[What the task asks]: Skip the pictures. Reproduce all other material exactly.

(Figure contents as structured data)
────

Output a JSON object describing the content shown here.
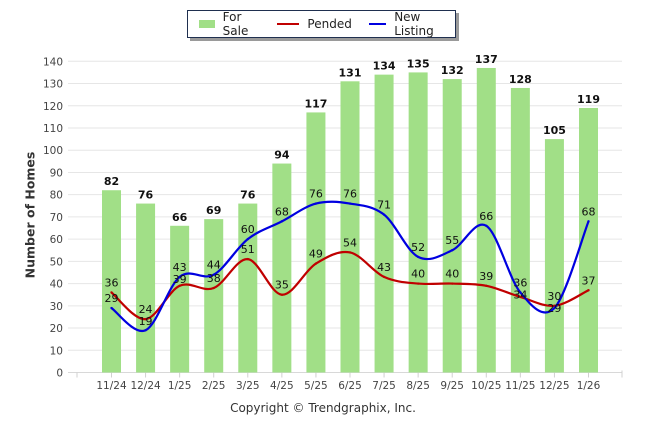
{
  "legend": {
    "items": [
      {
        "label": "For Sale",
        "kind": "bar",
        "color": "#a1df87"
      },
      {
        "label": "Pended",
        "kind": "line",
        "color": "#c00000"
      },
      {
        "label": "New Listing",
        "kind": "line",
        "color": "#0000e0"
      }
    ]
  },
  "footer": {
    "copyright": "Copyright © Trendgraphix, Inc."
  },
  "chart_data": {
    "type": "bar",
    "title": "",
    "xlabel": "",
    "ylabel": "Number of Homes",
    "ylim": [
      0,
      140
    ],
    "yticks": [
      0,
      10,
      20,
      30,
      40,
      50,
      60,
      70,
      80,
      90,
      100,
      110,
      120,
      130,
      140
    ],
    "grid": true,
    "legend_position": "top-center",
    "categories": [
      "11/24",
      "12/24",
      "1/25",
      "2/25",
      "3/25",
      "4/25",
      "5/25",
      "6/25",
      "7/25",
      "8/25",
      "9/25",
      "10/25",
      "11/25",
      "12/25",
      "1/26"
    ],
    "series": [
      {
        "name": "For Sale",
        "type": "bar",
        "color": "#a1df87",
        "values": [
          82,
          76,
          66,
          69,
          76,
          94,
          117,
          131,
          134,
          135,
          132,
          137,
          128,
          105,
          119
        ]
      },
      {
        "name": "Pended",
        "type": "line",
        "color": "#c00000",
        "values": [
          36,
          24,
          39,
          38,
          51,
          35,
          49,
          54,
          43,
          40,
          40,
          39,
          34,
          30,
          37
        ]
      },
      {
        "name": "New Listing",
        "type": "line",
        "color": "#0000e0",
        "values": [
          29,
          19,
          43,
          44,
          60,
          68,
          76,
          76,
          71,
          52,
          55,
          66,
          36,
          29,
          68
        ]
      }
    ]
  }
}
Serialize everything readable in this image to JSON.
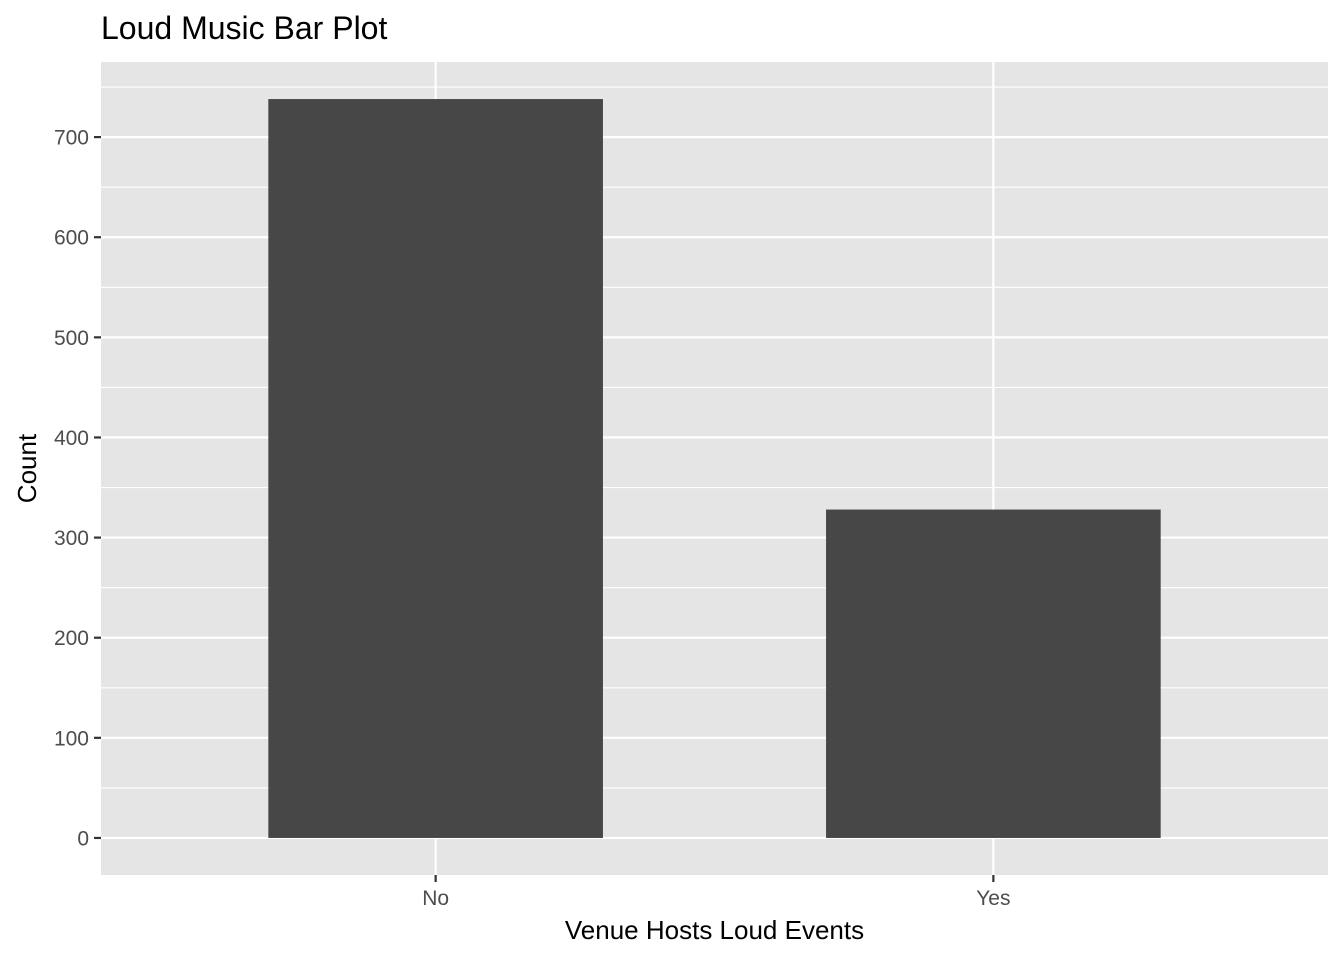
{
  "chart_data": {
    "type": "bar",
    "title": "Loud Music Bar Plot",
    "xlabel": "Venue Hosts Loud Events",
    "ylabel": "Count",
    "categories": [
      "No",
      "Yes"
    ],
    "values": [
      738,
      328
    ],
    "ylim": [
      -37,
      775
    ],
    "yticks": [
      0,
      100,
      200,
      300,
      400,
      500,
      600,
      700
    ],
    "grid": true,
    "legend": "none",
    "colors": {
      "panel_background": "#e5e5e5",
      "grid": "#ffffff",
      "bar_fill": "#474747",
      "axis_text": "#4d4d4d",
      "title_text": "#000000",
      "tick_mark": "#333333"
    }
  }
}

────

[Expected answer]:
Output a JSON object describing the content shown here.
{
  "legend": {
    "items": [
      {
        "label": "For Sale",
        "kind": "bar",
        "color": "#a1df87"
      },
      {
        "label": "Pended",
        "kind": "line",
        "color": "#c00000"
      },
      {
        "label": "New Listing",
        "kind": "line",
        "color": "#0000e0"
      }
    ]
  },
  "footer": {
    "copyright": "Copyright © Trendgraphix, Inc."
  },
  "chart_data": {
    "type": "bar",
    "title": "",
    "xlabel": "",
    "ylabel": "Number of Homes",
    "ylim": [
      0,
      140
    ],
    "yticks": [
      0,
      10,
      20,
      30,
      40,
      50,
      60,
      70,
      80,
      90,
      100,
      110,
      120,
      130,
      140
    ],
    "grid": true,
    "legend_position": "top-center",
    "categories": [
      "11/24",
      "12/24",
      "1/25",
      "2/25",
      "3/25",
      "4/25",
      "5/25",
      "6/25",
      "7/25",
      "8/25",
      "9/25",
      "10/25",
      "11/25",
      "12/25",
      "1/26"
    ],
    "series": [
      {
        "name": "For Sale",
        "type": "bar",
        "color": "#a1df87",
        "values": [
          82,
          76,
          66,
          69,
          76,
          94,
          117,
          131,
          134,
          135,
          132,
          137,
          128,
          105,
          119
        ]
      },
      {
        "name": "Pended",
        "type": "line",
        "color": "#c00000",
        "values": [
          36,
          24,
          39,
          38,
          51,
          35,
          49,
          54,
          43,
          40,
          40,
          39,
          34,
          30,
          37
        ]
      },
      {
        "name": "New Listing",
        "type": "line",
        "color": "#0000e0",
        "values": [
          29,
          19,
          43,
          44,
          60,
          68,
          76,
          76,
          71,
          52,
          55,
          66,
          36,
          29,
          68
        ]
      }
    ]
  }
}
Serialize everything readable in this image to JSON.
{
  "chart_data": {
    "type": "bar",
    "title": "Loud Music Bar Plot",
    "xlabel": "Venue Hosts Loud Events",
    "ylabel": "Count",
    "categories": [
      "No",
      "Yes"
    ],
    "values": [
      738,
      328
    ],
    "ylim": [
      -37,
      775
    ],
    "yticks": [
      0,
      100,
      200,
      300,
      400,
      500,
      600,
      700
    ],
    "grid": true,
    "legend": "none",
    "colors": {
      "panel_background": "#e5e5e5",
      "grid": "#ffffff",
      "bar_fill": "#474747",
      "axis_text": "#4d4d4d",
      "title_text": "#000000",
      "tick_mark": "#333333"
    }
  }
}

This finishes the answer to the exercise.